## Begin

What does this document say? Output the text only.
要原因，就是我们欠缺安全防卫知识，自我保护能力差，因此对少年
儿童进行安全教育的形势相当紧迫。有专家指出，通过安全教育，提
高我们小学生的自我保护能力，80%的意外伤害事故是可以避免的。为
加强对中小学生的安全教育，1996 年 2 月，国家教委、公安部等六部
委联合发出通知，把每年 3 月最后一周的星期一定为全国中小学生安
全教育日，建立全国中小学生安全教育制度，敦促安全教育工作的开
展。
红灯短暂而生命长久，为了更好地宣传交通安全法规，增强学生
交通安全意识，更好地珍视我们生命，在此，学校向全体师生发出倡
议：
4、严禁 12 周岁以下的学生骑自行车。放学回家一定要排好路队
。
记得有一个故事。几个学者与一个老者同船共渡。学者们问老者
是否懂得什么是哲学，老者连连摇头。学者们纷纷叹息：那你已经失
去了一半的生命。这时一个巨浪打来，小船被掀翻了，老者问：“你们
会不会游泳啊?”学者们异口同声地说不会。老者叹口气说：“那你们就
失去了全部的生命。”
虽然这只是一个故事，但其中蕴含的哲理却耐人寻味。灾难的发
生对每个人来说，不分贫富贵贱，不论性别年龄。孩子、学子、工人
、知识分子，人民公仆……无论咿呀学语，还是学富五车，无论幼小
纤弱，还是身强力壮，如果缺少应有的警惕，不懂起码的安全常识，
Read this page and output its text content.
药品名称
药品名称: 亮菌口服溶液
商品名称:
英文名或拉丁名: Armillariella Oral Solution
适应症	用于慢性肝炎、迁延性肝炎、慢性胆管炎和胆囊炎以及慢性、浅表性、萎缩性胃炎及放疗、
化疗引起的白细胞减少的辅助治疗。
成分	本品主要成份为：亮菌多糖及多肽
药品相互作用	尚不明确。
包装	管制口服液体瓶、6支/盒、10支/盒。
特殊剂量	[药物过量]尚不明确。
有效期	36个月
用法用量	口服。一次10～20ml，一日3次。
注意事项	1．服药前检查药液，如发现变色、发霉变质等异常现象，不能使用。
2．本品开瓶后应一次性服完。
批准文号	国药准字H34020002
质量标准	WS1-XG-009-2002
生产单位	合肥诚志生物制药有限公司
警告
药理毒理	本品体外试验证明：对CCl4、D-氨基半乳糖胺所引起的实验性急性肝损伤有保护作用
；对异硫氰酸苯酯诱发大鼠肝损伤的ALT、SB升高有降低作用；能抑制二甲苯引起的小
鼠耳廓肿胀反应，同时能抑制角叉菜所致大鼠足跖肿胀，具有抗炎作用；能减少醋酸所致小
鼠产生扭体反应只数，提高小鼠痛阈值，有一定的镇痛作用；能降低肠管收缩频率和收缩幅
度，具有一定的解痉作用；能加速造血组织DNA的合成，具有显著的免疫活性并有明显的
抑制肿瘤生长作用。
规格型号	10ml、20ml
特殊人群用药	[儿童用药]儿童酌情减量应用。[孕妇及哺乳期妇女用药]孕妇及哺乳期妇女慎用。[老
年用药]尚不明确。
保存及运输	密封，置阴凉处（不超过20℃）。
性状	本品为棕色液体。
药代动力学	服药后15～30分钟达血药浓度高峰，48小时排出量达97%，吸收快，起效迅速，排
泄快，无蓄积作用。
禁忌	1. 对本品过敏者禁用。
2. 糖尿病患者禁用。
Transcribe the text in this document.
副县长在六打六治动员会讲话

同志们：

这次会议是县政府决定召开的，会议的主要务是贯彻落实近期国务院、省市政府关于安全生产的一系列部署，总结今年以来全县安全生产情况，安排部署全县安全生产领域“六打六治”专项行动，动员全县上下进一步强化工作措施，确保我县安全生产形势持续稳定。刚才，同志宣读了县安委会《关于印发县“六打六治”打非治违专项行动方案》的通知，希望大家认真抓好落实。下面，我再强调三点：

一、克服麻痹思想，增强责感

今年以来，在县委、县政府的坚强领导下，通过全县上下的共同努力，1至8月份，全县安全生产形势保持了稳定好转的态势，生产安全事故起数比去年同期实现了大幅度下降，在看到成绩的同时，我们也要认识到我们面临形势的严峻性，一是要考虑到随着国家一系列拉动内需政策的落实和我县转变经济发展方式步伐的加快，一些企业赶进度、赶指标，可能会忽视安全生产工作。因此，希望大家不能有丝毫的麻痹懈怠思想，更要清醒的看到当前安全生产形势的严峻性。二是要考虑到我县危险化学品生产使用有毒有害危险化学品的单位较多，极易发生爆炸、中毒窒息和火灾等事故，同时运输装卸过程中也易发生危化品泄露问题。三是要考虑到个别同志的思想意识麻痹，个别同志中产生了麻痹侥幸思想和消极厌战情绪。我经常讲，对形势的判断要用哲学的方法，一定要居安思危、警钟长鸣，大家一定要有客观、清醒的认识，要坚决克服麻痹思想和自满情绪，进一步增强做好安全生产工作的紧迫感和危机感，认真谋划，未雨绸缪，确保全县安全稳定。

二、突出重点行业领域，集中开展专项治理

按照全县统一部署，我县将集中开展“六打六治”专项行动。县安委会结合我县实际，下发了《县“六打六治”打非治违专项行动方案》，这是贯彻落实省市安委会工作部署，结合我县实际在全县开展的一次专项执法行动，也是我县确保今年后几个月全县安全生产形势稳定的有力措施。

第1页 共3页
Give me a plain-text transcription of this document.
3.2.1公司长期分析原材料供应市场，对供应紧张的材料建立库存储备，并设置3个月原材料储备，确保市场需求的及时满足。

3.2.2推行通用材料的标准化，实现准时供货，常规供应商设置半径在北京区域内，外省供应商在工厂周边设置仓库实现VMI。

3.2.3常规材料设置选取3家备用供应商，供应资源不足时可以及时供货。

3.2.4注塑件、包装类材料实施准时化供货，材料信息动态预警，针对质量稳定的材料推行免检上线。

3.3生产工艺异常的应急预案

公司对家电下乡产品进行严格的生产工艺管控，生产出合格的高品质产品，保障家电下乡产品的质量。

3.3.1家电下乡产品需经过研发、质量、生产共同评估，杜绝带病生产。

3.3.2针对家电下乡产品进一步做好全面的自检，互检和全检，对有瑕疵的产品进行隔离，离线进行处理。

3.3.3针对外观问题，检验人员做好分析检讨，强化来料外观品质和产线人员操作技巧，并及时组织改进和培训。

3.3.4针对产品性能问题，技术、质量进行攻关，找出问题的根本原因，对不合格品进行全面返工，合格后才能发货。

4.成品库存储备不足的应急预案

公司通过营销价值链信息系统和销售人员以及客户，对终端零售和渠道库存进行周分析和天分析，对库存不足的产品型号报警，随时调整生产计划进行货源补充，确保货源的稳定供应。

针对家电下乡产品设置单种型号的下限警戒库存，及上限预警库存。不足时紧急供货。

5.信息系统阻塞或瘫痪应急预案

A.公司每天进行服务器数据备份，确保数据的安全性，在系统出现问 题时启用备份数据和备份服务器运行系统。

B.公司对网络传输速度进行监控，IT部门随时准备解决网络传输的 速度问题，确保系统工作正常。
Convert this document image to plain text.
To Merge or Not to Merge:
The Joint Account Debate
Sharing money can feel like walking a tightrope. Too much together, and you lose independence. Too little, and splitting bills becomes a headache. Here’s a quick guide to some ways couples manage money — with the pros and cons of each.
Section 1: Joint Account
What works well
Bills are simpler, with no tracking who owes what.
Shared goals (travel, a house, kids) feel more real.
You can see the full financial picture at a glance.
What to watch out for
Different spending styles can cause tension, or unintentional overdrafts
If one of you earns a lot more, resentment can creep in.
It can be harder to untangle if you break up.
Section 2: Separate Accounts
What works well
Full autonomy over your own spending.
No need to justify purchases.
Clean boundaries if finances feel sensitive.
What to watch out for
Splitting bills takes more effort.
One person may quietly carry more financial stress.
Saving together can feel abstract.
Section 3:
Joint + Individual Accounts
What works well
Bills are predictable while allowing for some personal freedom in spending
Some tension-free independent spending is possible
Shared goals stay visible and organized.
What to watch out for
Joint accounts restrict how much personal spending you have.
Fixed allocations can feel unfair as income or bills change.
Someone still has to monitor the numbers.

## End

GIVEN TASK - In the records above, find each line holding "Shared" and copy it.

RESULT FOR THIS TASK -
Shared goals (travel, a house, kids) feel more real.
Shared goals stay visible and organized.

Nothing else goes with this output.